ESTRATTO DEL TESTO:
--- --- ---

Luigi Natoli: Rivendicazioni. La Rivoluzione siciliana nel 1860 e altri scritti storici sul Risorgimento sicilianoRaccolta di scritti storici e storiografici dell’autore sul Risorgimento in Sicilia, costruita sulle opere originali. Il volume comprende:
Premessa storica tratta da "Storia di Sicilia dalla preistoria al fascismo" ed. Ciuni anno 1935
La rivoluzione siciliana nel 1860 (Comitato cittadino pel cinquantenario del 27 maggio 1860 - Palermo 1910)
Di un volume di documenti sulla rivoluzione siciliana del 1860 e sulla spedizione dei Mille (Estratto dal mensile "Rassegna storica del Risorgimento anno XXV - Fasc. II Febbraio 1938 - XVI)
I più piccoli garibaldini del 1860 (Estratto "La Sicilia nel Risorgimento italiano - Anno 1931) 
Rivendicazioni attraverso le rivoluzioni siciliane del 1848 - 1860 (Cattedra italiana di pubblicità - Editrice in Treviso 1927)
Pagine 575 – Prezzo di copertina € 24,00
Copertina di Niccolò Pizzorno
Disponibile dal catalogo prodotti della casa editrice al sito www.ibuonicuginieditori.it
Disponibile su Amazon Prime, Ibs e tutti gli store online
In libreria presso: La Feltrinelli libri e musica (Via Cavour), La Nuova Bancarella (Via Cavour), Libreria La Vardera (Via N. Turrisi 15), La Nuova Ipsa (Piazza Leoni) 

Luigi Natoli: Gli spiriti repubblicani che animarono la rivoluzione del 1848. Tratto da: Rivendicazioni. Scritti storici e storiografici sul Risorgimento siciliano

Gli storici siciliani della rivoluzione del 1848, mossi da non so quale paura, più della parola che della cosa, o non parlano o diminuiscono l’importanza delle manifestazioni repubblicane, che non vi mancarono, negando perfino l’esistenza di un partito repubblicano, pel solo fatto che esso era scarsamente rappresentato in Parlamento. E ciò, non ostante che più volte uomini di parte repubblicana, per la loro autorità, fossero stati chiamati al governo.

--- --- ---

ESTRATTI DELLE RIGHE:
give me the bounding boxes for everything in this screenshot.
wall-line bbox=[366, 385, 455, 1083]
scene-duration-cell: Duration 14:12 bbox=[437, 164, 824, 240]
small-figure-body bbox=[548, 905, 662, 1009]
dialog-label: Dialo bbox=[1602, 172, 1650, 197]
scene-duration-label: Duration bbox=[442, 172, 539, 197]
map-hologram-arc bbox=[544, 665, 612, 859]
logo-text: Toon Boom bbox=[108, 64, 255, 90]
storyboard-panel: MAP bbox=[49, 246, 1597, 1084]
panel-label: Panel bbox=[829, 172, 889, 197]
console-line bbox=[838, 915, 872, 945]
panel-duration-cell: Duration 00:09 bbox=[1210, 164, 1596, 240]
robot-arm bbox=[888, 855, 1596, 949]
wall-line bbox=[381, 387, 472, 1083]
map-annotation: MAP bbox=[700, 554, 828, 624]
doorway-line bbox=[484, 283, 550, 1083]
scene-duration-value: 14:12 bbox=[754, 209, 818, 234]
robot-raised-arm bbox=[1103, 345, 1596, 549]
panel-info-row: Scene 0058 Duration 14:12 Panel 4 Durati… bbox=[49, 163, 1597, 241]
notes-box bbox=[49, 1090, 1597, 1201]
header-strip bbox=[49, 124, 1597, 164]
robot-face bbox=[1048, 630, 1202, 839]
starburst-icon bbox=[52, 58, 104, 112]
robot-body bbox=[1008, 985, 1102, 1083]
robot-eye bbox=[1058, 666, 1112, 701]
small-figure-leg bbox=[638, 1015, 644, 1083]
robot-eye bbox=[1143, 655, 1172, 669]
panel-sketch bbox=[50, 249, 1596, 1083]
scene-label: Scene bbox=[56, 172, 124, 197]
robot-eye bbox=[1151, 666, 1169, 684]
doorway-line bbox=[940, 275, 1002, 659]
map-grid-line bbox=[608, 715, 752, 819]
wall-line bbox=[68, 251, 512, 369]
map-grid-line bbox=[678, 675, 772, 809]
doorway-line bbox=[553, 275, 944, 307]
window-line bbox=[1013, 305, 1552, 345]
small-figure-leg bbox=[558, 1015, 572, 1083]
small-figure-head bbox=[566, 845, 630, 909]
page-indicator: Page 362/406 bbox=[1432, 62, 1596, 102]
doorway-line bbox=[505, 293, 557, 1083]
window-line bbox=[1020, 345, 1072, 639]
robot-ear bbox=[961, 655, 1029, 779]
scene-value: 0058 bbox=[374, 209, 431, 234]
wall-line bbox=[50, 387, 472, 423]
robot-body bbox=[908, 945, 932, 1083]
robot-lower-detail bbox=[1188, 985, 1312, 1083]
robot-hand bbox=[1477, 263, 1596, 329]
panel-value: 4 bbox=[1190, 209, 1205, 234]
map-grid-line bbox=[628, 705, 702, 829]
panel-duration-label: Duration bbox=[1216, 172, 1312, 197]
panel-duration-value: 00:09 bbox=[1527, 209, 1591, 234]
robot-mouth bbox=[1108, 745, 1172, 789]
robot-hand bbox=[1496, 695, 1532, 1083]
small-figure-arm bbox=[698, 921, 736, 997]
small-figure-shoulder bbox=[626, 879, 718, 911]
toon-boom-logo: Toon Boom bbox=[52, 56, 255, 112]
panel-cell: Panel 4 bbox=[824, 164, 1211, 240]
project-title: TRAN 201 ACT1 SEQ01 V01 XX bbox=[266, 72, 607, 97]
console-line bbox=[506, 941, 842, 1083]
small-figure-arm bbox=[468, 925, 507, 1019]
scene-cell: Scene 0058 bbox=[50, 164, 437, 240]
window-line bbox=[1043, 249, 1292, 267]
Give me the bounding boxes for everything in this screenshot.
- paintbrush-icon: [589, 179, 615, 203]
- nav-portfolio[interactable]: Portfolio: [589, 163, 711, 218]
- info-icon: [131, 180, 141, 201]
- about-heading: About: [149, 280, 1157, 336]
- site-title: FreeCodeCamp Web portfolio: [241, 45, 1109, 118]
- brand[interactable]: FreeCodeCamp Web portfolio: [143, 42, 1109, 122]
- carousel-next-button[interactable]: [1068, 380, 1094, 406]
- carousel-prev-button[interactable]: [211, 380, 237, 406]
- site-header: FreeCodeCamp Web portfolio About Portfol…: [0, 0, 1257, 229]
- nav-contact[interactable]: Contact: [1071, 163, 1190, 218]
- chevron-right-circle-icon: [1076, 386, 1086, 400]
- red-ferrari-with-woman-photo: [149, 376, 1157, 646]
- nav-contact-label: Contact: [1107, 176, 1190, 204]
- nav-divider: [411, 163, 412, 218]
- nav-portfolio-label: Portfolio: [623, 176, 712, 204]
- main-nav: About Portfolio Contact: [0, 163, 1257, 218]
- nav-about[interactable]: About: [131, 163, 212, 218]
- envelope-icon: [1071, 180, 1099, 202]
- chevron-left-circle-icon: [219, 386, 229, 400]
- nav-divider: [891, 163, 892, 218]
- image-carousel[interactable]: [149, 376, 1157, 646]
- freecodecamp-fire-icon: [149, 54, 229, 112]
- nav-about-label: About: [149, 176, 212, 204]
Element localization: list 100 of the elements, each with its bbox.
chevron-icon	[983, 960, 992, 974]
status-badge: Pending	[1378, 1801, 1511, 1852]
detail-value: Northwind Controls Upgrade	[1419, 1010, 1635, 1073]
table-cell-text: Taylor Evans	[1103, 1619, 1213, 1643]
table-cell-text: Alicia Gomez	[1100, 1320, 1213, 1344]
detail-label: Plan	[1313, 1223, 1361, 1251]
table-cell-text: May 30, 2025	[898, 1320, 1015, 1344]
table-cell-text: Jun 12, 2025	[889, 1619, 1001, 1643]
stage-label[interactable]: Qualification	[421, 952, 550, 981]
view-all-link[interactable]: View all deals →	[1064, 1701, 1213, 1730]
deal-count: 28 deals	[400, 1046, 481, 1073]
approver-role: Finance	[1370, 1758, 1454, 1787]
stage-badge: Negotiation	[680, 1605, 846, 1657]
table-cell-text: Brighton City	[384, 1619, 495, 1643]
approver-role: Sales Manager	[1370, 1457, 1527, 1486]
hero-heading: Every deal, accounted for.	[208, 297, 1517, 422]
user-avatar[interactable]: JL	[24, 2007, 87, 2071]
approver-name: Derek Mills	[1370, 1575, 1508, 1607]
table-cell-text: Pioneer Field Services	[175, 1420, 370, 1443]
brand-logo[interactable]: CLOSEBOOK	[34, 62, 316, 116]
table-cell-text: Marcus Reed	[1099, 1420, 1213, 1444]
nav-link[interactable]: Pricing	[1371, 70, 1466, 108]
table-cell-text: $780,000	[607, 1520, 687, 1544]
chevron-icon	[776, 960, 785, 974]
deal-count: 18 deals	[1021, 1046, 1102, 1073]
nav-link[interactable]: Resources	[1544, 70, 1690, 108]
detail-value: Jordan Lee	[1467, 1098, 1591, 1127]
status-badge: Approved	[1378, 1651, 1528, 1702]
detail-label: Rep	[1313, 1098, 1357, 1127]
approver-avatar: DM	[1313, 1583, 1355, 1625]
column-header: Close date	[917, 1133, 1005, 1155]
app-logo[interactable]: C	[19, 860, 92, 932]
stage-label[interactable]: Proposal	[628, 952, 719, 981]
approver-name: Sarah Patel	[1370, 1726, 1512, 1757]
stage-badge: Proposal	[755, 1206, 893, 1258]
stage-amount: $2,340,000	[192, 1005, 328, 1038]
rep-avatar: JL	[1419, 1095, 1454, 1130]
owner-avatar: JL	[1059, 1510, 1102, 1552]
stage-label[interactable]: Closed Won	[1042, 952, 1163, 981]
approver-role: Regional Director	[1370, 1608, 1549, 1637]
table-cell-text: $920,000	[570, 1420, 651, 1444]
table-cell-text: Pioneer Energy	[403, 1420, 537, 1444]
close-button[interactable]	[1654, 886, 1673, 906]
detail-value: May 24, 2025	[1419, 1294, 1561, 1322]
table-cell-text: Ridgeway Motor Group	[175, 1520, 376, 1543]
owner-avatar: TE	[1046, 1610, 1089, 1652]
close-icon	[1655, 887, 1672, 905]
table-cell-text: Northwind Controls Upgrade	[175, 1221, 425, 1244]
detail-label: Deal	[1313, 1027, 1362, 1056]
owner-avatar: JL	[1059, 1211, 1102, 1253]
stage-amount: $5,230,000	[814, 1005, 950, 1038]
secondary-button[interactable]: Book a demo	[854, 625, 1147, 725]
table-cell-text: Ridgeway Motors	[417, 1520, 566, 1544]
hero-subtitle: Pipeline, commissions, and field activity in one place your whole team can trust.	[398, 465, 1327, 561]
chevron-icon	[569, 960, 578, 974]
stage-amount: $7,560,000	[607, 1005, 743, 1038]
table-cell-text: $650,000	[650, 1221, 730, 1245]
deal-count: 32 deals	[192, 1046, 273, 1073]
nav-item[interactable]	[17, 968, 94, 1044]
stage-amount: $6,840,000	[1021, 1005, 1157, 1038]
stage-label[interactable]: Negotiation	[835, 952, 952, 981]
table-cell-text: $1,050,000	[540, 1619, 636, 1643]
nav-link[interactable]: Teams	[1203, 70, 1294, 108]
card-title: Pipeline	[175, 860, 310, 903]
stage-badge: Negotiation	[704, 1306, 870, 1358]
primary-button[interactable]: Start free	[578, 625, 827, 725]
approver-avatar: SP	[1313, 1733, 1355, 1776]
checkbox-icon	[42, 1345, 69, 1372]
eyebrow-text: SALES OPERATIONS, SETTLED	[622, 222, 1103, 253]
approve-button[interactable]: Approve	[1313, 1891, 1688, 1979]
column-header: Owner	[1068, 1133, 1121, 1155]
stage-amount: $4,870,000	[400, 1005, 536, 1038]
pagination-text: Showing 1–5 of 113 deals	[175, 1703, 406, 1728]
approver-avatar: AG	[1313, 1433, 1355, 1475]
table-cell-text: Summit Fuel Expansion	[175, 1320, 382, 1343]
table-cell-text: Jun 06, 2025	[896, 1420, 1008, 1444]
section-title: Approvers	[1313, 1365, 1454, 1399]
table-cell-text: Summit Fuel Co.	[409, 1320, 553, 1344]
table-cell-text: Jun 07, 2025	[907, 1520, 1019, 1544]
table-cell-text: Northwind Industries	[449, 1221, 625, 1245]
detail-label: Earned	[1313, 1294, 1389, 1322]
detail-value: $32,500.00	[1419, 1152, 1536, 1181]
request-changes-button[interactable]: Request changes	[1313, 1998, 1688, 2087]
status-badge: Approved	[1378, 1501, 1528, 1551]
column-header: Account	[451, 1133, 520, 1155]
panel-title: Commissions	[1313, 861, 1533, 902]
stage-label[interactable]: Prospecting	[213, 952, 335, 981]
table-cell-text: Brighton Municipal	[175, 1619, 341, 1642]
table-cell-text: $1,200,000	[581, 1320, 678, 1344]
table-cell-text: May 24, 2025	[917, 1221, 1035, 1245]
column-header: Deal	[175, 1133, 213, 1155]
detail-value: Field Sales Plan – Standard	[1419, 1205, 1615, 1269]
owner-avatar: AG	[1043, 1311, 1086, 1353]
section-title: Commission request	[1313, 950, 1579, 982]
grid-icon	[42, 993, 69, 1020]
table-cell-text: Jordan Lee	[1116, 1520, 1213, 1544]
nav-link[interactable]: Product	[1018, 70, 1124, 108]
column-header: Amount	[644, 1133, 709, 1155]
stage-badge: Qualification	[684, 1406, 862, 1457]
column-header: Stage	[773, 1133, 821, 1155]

--- --- ---

CONSEGNA: Prosegui il testo sugli spiriti repubblicani nella rivoluzione siciliana del 1848 a partire dalla sua ultima frase.

RISPOSTA FINALE:
Che un partito organizzato come lo intendiamo oggi non ci fosse, è vero: ma non è da maravigliarsene. Nel ‘48 le Camere non rappresentavano divisioni nette di partiti; v’erano certamente i più temperati a destra, e v’erano i più accesi a sinistra; ma poiché si era, e si fu, per tutti i sedici mesi in un periodo rivoluzionario, col nemico ai fianchi, e con la necessità impellente di costituirsi e assicurarsi l’indipendenza, il comune interesse offriva un terreno nel quale le frazioni del Parlamento, anche senza preventivi accordi, si intendevano e procedevano insieme, superando le divergenze programmatiche. Così si spiega come nel primo periodo il piccolo gruppo repubblicano, senza per questo rinunciare ai suoi principii, concorresse con uomini suoi alla composizione del Ministero, accanto a uomini di parte moderata; e come dall’altro lato i più inclini alla monarchia riconoscessero il contributo morale che questi repubblicani portavano al Governo. 
L’odio accumulato per trentatre anni, aveva spezzato ogni legame coi Borboni: la stessa nobiltà, che per tradizioni è sempre legata al trono, si era staccata da essi; eccetto pochi, che, per altro, non erano disposti a farsi massacrare per Ferdinando e Maria Teresa, come i cavalieri brettoni per Maria Antonietta. I monarchici puri, quelli cioè che consideravano la monarchia con anima religiosa eran pochi; molti quelli che l’accettavano come una necessità; i più, perchè era nella tradizione o per poltroneria spirituale.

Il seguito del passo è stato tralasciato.